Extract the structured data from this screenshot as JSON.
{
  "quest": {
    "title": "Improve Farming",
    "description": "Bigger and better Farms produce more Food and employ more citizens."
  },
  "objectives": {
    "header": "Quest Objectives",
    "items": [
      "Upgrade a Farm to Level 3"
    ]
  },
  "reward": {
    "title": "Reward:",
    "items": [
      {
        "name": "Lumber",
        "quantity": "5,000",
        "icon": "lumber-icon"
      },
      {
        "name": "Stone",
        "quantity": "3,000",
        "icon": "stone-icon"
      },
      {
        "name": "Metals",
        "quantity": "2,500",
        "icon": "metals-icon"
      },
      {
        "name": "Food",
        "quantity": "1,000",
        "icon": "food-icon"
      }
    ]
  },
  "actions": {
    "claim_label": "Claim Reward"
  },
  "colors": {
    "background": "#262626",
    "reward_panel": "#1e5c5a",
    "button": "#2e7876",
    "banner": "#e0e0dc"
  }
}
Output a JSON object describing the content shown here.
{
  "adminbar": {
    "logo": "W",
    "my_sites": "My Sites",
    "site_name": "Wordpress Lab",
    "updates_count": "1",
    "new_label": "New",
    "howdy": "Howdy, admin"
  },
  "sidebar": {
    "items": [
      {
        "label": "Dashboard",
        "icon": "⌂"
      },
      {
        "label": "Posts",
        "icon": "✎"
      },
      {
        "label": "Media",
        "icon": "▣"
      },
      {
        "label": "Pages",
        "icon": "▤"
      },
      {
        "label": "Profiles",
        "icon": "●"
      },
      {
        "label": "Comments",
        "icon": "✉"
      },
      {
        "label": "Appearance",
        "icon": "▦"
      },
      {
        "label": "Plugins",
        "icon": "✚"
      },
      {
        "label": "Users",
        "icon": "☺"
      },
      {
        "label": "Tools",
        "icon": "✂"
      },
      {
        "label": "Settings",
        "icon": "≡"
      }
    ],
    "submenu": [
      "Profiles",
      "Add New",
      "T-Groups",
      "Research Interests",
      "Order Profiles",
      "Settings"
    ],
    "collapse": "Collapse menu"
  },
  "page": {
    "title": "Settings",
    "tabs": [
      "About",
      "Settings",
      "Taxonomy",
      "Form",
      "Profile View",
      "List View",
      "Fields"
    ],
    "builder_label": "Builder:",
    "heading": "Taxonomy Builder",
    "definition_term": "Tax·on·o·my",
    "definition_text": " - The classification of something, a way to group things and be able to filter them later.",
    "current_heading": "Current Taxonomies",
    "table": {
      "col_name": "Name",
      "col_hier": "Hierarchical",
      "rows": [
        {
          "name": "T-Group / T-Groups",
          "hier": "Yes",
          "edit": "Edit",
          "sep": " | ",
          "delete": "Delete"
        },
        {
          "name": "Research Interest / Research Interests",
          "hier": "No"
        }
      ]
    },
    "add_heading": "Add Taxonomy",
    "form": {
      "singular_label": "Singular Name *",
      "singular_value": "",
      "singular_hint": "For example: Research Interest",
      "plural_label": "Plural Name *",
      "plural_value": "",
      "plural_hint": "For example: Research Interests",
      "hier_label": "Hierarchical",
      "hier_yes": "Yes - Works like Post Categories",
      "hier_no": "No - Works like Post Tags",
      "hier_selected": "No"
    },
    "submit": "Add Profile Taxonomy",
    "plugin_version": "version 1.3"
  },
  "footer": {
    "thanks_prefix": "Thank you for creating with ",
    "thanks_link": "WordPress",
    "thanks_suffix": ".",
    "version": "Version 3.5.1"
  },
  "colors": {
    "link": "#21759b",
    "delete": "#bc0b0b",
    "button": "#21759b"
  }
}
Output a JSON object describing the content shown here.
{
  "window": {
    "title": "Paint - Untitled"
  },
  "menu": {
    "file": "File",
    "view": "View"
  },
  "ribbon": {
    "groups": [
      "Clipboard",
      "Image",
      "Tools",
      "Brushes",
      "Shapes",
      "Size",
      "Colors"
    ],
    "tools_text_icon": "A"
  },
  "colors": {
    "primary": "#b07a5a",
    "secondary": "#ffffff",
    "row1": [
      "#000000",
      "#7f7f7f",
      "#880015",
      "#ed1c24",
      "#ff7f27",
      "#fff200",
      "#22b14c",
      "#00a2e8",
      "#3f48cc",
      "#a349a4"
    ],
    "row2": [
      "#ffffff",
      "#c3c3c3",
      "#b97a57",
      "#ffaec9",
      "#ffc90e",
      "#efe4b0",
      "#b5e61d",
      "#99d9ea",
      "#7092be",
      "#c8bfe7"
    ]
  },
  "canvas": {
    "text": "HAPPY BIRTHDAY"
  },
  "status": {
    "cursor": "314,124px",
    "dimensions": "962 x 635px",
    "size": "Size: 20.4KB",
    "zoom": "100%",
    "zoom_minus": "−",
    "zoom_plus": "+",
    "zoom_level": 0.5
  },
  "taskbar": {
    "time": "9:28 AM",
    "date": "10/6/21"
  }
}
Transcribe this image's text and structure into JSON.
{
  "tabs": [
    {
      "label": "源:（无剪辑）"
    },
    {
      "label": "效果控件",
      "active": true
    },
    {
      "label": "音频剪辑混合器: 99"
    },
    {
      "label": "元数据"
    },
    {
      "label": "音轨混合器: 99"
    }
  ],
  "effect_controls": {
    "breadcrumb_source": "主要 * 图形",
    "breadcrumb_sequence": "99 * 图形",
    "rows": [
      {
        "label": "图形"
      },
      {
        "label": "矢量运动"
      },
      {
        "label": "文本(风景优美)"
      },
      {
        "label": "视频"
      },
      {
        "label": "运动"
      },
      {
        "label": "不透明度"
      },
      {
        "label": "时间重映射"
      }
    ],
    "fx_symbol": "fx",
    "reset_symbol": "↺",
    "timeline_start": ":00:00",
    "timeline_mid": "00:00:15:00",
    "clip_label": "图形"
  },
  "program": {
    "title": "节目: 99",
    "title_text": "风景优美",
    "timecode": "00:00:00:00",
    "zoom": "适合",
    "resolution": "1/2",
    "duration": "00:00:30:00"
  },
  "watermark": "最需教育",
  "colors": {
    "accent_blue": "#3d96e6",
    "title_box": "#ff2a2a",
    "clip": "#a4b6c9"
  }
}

━━━━━━━━

## WHAT IS BEING ASKED
Would you write down every record again, exactly?

## RESULT OF THIS EXERCISE
Extract the structured data from this screenshot as JSON.
{
  "quest": {
    "title": "Improve Farming",
    "description": "Bigger and better Farms produce more Food and employ more citizens."
  },
  "objectives": {
    "header": "Quest Objectives",
    "items": [
      "Upgrade a Farm to Level 3"
    ]
  },
  "reward": {
    "title": "Reward:",
    "items": [
      {
        "name": "Lumber",
        "quantity": "5,000",
        "icon": "lumber-icon"
      },
      {
        "name": "Stone",
        "quantity": "3,000",
        "icon": "stone-icon"
      },
      {
        "name": "Metals",
        "quantity": "2,500",
        "icon": "metals-icon"
      },
      {
        "name": "Food",
        "quantity": "1,000",
        "icon": "food-icon"
      }
    ]
  },
  "actions": {
    "claim_label": "Claim Reward"
  },
  "colors": {
    "background": "#262626",
    "reward_panel": "#1e5c5a",
    "button": "#2e7876",
    "banner": "#e0e0dc"
  }
}
Output a JSON object describing the content shown here.
{
  "adminbar": {
    "logo": "W",
    "my_sites": "My Sites",
    "site_name": "Wordpress Lab",
    "updates_count": "1",
    "new_label": "New",
    "howdy": "Howdy, admin"
  },
  "sidebar": {
    "items": [
      {
        "label": "Dashboard",
        "icon": "⌂"
      },
      {
        "label": "Posts",
        "icon": "✎"
      },
      {
        "label": "Media",
        "icon": "▣"
      },
      {
        "label": "Pages",
        "icon": "▤"
      },
      {
        "label": "Profiles",
        "icon": "●"
      },
      {
        "label": "Comments",
        "icon": "✉"
      },
      {
        "label": "Appearance",
        "icon": "▦"
      },
      {
        "label": "Plugins",
        "icon": "✚"
      },
      {
        "label": "Users",
        "icon": "☺"
      },
      {
        "label": "Tools",
        "icon": "✂"
      },
      {
        "label": "Settings",
        "icon": "≡"
      }
    ],
    "submenu": [
      "Profiles",
      "Add New",
      "T-Groups",
      "Research Interests",
      "Order Profiles",
      "Settings"
    ],
    "collapse": "Collapse menu"
  },
  "page": {
    "title": "Settings",
    "tabs": [
      "About",
      "Settings",
      "Taxonomy",
      "Form",
      "Profile View",
      "List View",
      "Fields"
    ],
    "builder_label": "Builder:",
    "heading": "Taxonomy Builder",
    "definition_term": "Tax·on·o·my",
    "definition_text": " - The classification of something, a way to group things and be able to filter them later.",
    "current_heading": "Current Taxonomies",
    "table": {
      "col_name": "Name",
      "col_hier": "Hierarchical",
      "rows": [
        {
          "name": "T-Group / T-Groups",
          "hier": "Yes",
          "edit": "Edit",
          "sep": " | ",
          "delete": "Delete"
        },
        {
          "name": "Research Interest / Research Interests",
          "hier": "No"
        }
      ]
    },
    "add_heading": "Add Taxonomy",
    "form": {
      "singular_label": "Singular Name *",
      "singular_value": "",
      "singular_hint": "For example: Research Interest",
      "plural_label": "Plural Name *",
      "plural_value": "",
      "plural_hint": "For example: Research Interests",
      "hier_label": "Hierarchical",
      "hier_yes": "Yes - Works like Post Categories",
      "hier_no": "No - Works like Post Tags",
      "hier_selected": "No"
    },
    "submit": "Add Profile Taxonomy",
    "plugin_version": "version 1.3"
  },
  "footer": {
    "thanks_prefix": "Thank you for creating with ",
    "thanks_link": "WordPress",
    "thanks_suffix": ".",
    "version": "Version 3.5.1"
  },
  "colors": {
    "link": "#21759b",
    "delete": "#bc0b0b",
    "button": "#21759b"
  }
}
Output a JSON object describing the content shown here.
{
  "window": {
    "title": "Paint - Untitled"
  },
  "menu": {
    "file": "File",
    "view": "View"
  },
  "ribbon": {
    "groups": [
      "Clipboard",
      "Image",
      "Tools",
      "Brushes",
      "Shapes",
      "Size",
      "Colors"
    ],
    "tools_text_icon": "A"
  },
  "colors": {
    "primary": "#b07a5a",
    "secondary": "#ffffff",
    "row1": [
      "#000000",
      "#7f7f7f",
      "#880015",
      "#ed1c24",
      "#ff7f27",
      "#fff200",
      "#22b14c",
      "#00a2e8",
      "#3f48cc",
      "#a349a4"
    ],
    "row2": [
      "#ffffff",
      "#c3c3c3",
      "#b97a57",
      "#ffaec9",
      "#ffc90e",
      "#efe4b0",
      "#b5e61d",
      "#99d9ea",
      "#7092be",
      "#c8bfe7"
    ]
  },
  "canvas": {
    "text": "HAPPY BIRTHDAY"
  },
  "status": {
    "cursor": "314,124px",
    "dimensions": "962 x 635px",
    "size": "Size: 20.4KB",
    "zoom": "100%",
    "zoom_minus": "−",
    "zoom_plus": "+",
    "zoom_level": 0.5
  },
  "taskbar": {
    "time": "9:28 AM",
    "date": "10/6/21"
  }
}
Transcribe this image's text and structure into JSON.
{
  "tabs": [
    {
      "label": "源:（无剪辑）"
    },
    {
      "label": "效果控件",
      "active": true
    },
    {
      "label": "音频剪辑混合器: 99"
    },
    {
      "label": "元数据"
    },
    {
      "label": "音轨混合器: 99"
    }
  ],
  "effect_controls": {
    "breadcrumb_source": "主要 * 图形",
    "breadcrumb_sequence": "99 * 图形",
    "rows": [
      {
        "label": "图形"
      },
      {
        "label": "矢量运动"
      },
      {
        "label": "文本(风景优美)"
      },
      {
        "label": "视频"
      },
      {
        "label": "运动"
      },
      {
        "label": "不透明度"
      },
      {
        "label": "时间重映射"
      }
    ],
    "fx_symbol": "fx",
    "reset_symbol": "↺",
    "timeline_start": ":00:00",
    "timeline_mid": "00:00:15:00",
    "clip_label": "图形"
  },
  "program": {
    "title": "节目: 99",
    "title_text": "风景优美",
    "timecode": "00:00:00:00",
    "zoom": "适合",
    "resolution": "1/2",
    "duration": "00:00:30:00"
  },
  "watermark": "最需教育",
  "colors": {
    "accent_blue": "#3d96e6",
    "title_box": "#ff2a2a",
    "clip": "#a4b6c9"
  }
}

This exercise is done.